- Given instruction
Render every entry verbatim.

- Task data
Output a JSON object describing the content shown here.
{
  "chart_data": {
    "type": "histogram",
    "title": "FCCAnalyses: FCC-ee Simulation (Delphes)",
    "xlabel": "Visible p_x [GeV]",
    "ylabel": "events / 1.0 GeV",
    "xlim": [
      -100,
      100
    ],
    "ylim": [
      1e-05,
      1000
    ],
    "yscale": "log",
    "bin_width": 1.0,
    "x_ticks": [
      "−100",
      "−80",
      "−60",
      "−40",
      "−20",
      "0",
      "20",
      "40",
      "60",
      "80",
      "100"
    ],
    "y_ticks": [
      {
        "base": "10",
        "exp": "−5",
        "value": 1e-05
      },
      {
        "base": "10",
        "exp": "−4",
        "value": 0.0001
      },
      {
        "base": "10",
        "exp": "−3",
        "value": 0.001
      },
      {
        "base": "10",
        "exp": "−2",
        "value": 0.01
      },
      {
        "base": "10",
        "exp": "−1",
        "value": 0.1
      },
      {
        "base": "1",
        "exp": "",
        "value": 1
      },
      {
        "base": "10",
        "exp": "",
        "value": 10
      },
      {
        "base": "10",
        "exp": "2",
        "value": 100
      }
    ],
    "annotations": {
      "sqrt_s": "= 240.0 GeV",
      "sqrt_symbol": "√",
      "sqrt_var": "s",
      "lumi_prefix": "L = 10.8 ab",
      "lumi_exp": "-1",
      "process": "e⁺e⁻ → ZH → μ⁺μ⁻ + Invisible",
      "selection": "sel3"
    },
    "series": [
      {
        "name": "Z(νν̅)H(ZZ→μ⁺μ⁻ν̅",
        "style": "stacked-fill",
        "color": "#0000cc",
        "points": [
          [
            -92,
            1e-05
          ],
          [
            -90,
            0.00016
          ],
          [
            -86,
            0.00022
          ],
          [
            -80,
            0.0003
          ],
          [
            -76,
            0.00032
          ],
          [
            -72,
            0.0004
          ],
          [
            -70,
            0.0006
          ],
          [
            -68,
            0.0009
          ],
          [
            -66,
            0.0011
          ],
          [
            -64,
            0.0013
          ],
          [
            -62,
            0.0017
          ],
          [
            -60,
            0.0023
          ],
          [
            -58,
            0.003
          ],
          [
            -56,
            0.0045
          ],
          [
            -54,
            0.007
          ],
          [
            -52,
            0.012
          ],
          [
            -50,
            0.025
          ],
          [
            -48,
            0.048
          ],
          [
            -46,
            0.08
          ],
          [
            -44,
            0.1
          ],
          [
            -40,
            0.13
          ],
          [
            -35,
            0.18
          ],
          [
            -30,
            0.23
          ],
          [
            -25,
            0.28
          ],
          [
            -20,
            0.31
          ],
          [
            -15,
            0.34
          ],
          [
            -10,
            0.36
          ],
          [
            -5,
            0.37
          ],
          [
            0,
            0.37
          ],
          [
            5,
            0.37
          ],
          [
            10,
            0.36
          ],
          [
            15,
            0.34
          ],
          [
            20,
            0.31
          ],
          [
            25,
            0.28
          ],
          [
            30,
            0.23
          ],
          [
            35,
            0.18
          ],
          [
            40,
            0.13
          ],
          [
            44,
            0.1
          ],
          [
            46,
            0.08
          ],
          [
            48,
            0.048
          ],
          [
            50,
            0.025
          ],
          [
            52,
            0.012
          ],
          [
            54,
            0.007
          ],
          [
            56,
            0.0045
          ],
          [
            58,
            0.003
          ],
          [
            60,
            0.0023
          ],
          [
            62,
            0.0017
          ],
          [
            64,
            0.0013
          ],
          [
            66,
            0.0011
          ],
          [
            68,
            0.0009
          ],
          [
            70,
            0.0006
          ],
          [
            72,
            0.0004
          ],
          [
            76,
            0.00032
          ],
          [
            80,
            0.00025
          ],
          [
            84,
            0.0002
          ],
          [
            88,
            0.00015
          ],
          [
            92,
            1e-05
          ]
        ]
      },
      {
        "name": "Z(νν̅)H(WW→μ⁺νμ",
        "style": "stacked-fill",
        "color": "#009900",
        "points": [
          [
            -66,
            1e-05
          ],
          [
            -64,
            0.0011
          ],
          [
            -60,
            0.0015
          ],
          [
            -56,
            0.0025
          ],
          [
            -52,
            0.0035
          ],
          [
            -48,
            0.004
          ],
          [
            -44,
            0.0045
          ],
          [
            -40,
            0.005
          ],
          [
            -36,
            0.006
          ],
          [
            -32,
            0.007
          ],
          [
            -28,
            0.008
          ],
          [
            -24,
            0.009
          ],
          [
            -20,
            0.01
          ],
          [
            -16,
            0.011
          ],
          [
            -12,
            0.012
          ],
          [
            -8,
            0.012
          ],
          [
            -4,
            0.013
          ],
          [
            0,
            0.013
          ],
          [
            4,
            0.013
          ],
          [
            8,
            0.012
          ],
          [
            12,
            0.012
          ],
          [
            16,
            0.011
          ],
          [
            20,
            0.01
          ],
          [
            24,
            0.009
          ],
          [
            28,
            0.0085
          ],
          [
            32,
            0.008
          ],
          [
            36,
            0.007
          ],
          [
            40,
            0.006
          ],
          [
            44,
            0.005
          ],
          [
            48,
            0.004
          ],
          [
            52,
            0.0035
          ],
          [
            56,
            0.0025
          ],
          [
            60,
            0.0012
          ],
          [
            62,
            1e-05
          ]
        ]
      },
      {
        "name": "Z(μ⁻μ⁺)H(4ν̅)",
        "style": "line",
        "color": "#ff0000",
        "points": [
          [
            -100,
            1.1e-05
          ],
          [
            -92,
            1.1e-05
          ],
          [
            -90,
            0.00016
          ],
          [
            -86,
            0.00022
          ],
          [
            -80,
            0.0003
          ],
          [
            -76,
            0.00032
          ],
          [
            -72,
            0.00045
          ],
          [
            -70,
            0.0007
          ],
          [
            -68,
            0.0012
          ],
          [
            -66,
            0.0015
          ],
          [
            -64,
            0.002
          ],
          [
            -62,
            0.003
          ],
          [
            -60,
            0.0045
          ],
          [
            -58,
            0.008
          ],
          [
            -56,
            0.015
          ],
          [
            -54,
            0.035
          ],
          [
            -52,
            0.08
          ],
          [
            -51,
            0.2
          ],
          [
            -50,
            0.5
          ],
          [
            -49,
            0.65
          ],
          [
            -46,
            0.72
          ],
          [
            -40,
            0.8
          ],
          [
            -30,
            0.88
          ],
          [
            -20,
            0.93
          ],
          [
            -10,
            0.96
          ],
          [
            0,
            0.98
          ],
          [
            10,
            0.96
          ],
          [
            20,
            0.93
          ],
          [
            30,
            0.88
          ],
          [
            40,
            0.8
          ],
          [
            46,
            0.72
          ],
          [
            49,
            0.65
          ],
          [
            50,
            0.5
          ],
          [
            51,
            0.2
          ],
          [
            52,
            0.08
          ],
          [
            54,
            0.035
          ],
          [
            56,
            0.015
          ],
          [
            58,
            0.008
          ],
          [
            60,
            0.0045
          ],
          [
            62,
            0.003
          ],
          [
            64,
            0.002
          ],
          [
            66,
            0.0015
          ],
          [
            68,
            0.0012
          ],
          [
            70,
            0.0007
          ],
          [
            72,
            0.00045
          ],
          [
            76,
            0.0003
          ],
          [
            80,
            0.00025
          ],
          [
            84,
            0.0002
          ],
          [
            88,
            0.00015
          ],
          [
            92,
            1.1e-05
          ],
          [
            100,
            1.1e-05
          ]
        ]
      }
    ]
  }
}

- Expected answer
Output a JSON object describing the content shown here.
{
  "chart_data": {
    "type": "histogram",
    "title": "FCCAnalyses: FCC-ee Simulation (Delphes)",
    "xlabel": "Visible p_x [GeV]",
    "ylabel": "events / 1.0 GeV",
    "xlim": [
      -100,
      100
    ],
    "ylim": [
      1e-05,
      1000
    ],
    "yscale": "log",
    "bin_width": 1.0,
    "x_ticks": [
      "−100",
      "−80",
      "−60",
      "−40",
      "−20",
      "0",
      "20",
      "40",
      "60",
      "80",
      "100"
    ],
    "y_ticks": [
      {
        "base": "10",
        "exp": "−5",
        "value": 1e-05
      },
      {
        "base": "10",
        "exp": "−4",
        "value": 0.0001
      },
      {
        "base": "10",
        "exp": "−3",
        "value": 0.001
      },
      {
        "base": "10",
        "exp": "−2",
        "value": 0.01
      },
      {
        "base": "10",
        "exp": "−1",
        "value": 0.1
      },
      {
        "base": "1",
        "exp": "",
        "value": 1
      },
      {
        "base": "10",
        "exp": "",
        "value": 10
      },
      {
        "base": "10",
        "exp": "2",
        "value": 100
      }
    ],
    "annotations": {
      "sqrt_s": "= 240.0 GeV",
      "sqrt_symbol": "√",
      "sqrt_var": "s",
      "lumi_prefix": "L = 10.8 ab",
      "lumi_exp": "-1",
      "process": "e⁺e⁻ → ZH → μ⁺μ⁻ + Invisible",
      "selection": "sel3"
    },
    "series": [
      {
        "name": "Z(νν̅)H(ZZ→μ⁺μ⁻ν̅",
        "style": "stacked-fill",
        "color": "#0000cc",
        "points": [
          [
            -92,
            1e-05
          ],
          [
            -90,
            0.00016
          ],
          [
            -86,
            0.00022
          ],
          [
            -80,
            0.0003
          ],
          [
            -76,
            0.00032
          ],
          [
            -72,
            0.0004
          ],
          [
            -70,
            0.0006
          ],
          [
            -68,
            0.0009
          ],
          [
            -66,
            0.0011
          ],
          [
            -64,
            0.0013
          ],
          [
            -62,
            0.0017
          ],
          [
            -60,
            0.0023
          ],
          [
            -58,
            0.003
          ],
          [
            -56,
            0.0045
          ],
          [
            -54,
            0.007
          ],
          [
            -52,
            0.012
          ],
          [
            -50,
            0.025
          ],
          [
            -48,
            0.048
          ],
          [
            -46,
            0.08
          ],
          [
            -44,
            0.1
          ],
          [
            -40,
            0.13
          ],
          [
            -35,
            0.18
          ],
          [
            -30,
            0.23
          ],
          [
            -25,
            0.28
          ],
          [
            -20,
            0.31
          ],
          [
            -15,
            0.34
          ],
          [
            -10,
            0.36
          ],
          [
            -5,
            0.37
          ],
          [
            0,
            0.37
          ],
          [
            5,
            0.37
          ],
          [
            10,
            0.36
          ],
          [
            15,
            0.34
          ],
          [
            20,
            0.31
          ],
          [
            25,
            0.28
          ],
          [
            30,
            0.23
          ],
          [
            35,
            0.18
          ],
          [
            40,
            0.13
          ],
          [
            44,
            0.1
          ],
          [
            46,
            0.08
          ],
          [
            48,
            0.048
          ],
          [
            50,
            0.025
          ],
          [
            52,
            0.012
          ],
          [
            54,
            0.007
          ],
          [
            56,
            0.0045
          ],
          [
            58,
            0.003
          ],
          [
            60,
            0.0023
          ],
          [
            62,
            0.0017
          ],
          [
            64,
            0.0013
          ],
          [
            66,
            0.0011
          ],
          [
            68,
            0.0009
          ],
          [
            70,
            0.0006
          ],
          [
            72,
            0.0004
          ],
          [
            76,
            0.00032
          ],
          [
            80,
            0.00025
          ],
          [
            84,
            0.0002
          ],
          [
            88,
            0.00015
          ],
          [
            92,
            1e-05
          ]
        ]
      },
      {
        "name": "Z(νν̅)H(WW→μ⁺νμ",
        "style": "stacked-fill",
        "color": "#009900",
        "points": [
          [
            -66,
            1e-05
          ],
          [
            -64,
            0.0011
          ],
          [
            -60,
            0.0015
          ],
          [
            -56,
            0.0025
          ],
          [
            -52,
            0.0035
          ],
          [
            -48,
            0.004
          ],
          [
            -44,
            0.0045
          ],
          [
            -40,
            0.005
          ],
          [
            -36,
            0.006
          ],
          [
            -32,
            0.007
          ],
          [
            -28,
            0.008
          ],
          [
            -24,
            0.009
          ],
          [
            -20,
            0.01
          ],
          [
            -16,
            0.011
          ],
          [
            -12,
            0.012
          ],
          [
            -8,
            0.012
          ],
          [
            -4,
            0.013
          ],
          [
            0,
            0.013
          ],
          [
            4,
            0.013
          ],
          [
            8,
            0.012
          ],
          [
            12,
            0.012
          ],
          [
            16,
            0.011
          ],
          [
            20,
            0.01
          ],
          [
            24,
            0.009
          ],
          [
            28,
            0.0085
          ],
          [
            32,
            0.008
          ],
          [
            36,
            0.007
          ],
          [
            40,
            0.006
          ],
          [
            44,
            0.005
          ],
          [
            48,
            0.004
          ],
          [
            52,
            0.0035
          ],
          [
            56,
            0.0025
          ],
          [
            60,
            0.0012
          ],
          [
            62,
            1e-05
          ]
        ]
      },
      {
        "name": "Z(μ⁻μ⁺)H(4ν̅)",
        "style": "line",
        "color": "#ff0000",
        "points": [
          [
            -100,
            1.1e-05
          ],
          [
            -92,
            1.1e-05
          ],
          [
            -90,
            0.00016
          ],
          [
            -86,
            0.00022
          ],
          [
            -80,
            0.0003
          ],
          [
            -76,
            0.00032
          ],
          [
            -72,
            0.00045
          ],
          [
            -70,
            0.0007
          ],
          [
            -68,
            0.0012
          ],
          [
            -66,
            0.0015
          ],
          [
            -64,
            0.002
          ],
          [
            -62,
            0.003
          ],
          [
            -60,
            0.0045
          ],
          [
            -58,
            0.008
          ],
          [
            -56,
            0.015
          ],
          [
            -54,
            0.035
          ],
          [
            -52,
            0.08
          ],
          [
            -51,
            0.2
          ],
          [
            -50,
            0.5
          ],
          [
            -49,
            0.65
          ],
          [
            -46,
            0.72
          ],
          [
            -40,
            0.8
          ],
          [
            -30,
            0.88
          ],
          [
            -20,
            0.93
          ],
          [
            -10,
            0.96
          ],
          [
            0,
            0.98
          ],
          [
            10,
            0.96
          ],
          [
            20,
            0.93
          ],
          [
            30,
            0.88
          ],
          [
            40,
            0.8
          ],
          [
            46,
            0.72
          ],
          [
            49,
            0.65
          ],
          [
            50,
            0.5
          ],
          [
            51,
            0.2
          ],
          [
            52,
            0.08
          ],
          [
            54,
            0.035
          ],
          [
            56,
            0.015
          ],
          [
            58,
            0.008
          ],
          [
            60,
            0.0045
          ],
          [
            62,
            0.003
          ],
          [
            64,
            0.002
          ],
          [
            66,
            0.0015
          ],
          [
            68,
            0.0012
          ],
          [
            70,
            0.0007
          ],
          [
            72,
            0.00045
          ],
          [
            76,
            0.0003
          ],
          [
            80,
            0.00025
          ],
          [
            84,
            0.0002
          ],
          [
            88,
            0.00015
          ],
          [
            92,
            1.1e-05
          ],
          [
            100,
            1.1e-05
          ]
        ]
      }
    ]
  }
}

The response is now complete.